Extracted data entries
........

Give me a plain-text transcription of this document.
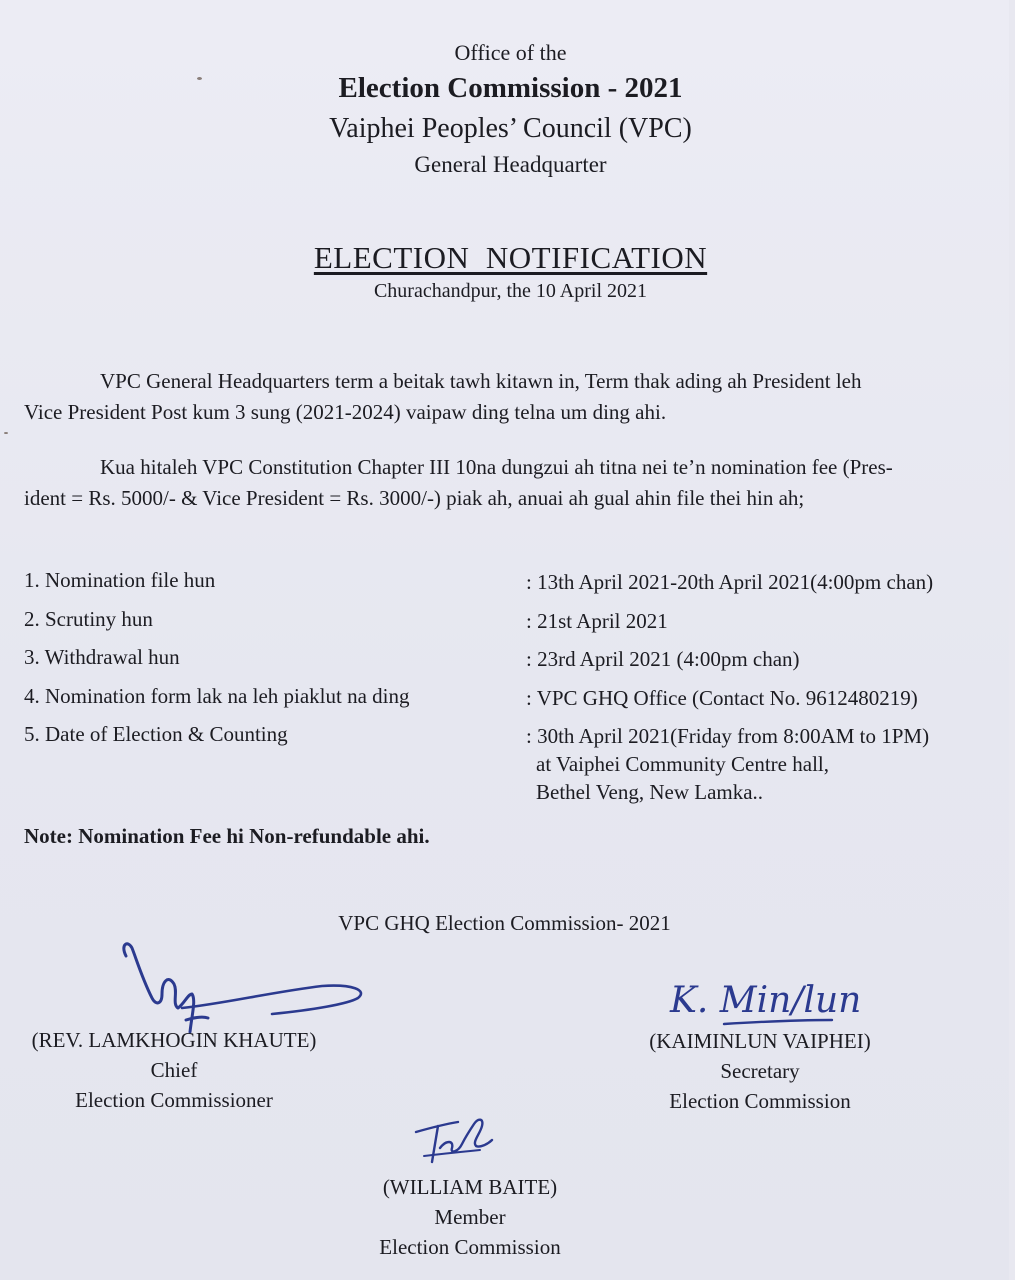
Office of the
Election Commission - 2021
Vaiphei Peoples’ Council (VPC)
General Headquarter
ELECTION  NOTIFICATION
Churachandpur, the 10 April 2021
VPC General Headquarters term a beitak tawh kitawn in, Term thak ading ah President leh
Vice President Post kum 3 sung (2021-2024) vaipaw ding telna um ding ahi.
Kua hitaleh VPC Constitution Chapter III 10na dungzui ah titna nei te’n nomination fee (Pres-
ident = Rs. 5000/- & Vice President = Rs. 3000/-) piak ah, anuai ah gual ahin file thei hin ah;
1. Nomination file hun	: 13th April 2021-20th April 2021(4:00pm chan)
2. Scrutiny hun	: 21st April 2021
3. Withdrawal hun	: 23rd April 2021 (4:00pm chan)
4. Nomination form lak na leh piaklut na ding	: VPC GHQ Office (Contact No. 9612480219)
5. Date of Election & Counting	: 30th April 2021(Friday from 8:00AM to 1PM)
at Vaiphei Community Centre hall,
Bethel Veng, New Lamka..
Note: Nomination Fee hi Non-refundable ahi.
VPC GHQ Election Commission- 2021
K. Min/lun
(REV. LAMKHOGIN KHAUTE)
Chief
Election Commissioner
(KAIMINLUN VAIPHEI)
Secretary
Election Commission
(WILLIAM BAITE)
Member
Election Commission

........

▸ Requirements:
Locate all lines in the listing above with the word "file" and copy them.

▸ Exercise answer:
ident = Rs. 5000/- & Vice President = Rs. 3000/-) piak ah, anuai ah gual ahin file thei hin ah;
1. Nomination file hun	: 13th April 2021-20th April 2021(4:00pm chan)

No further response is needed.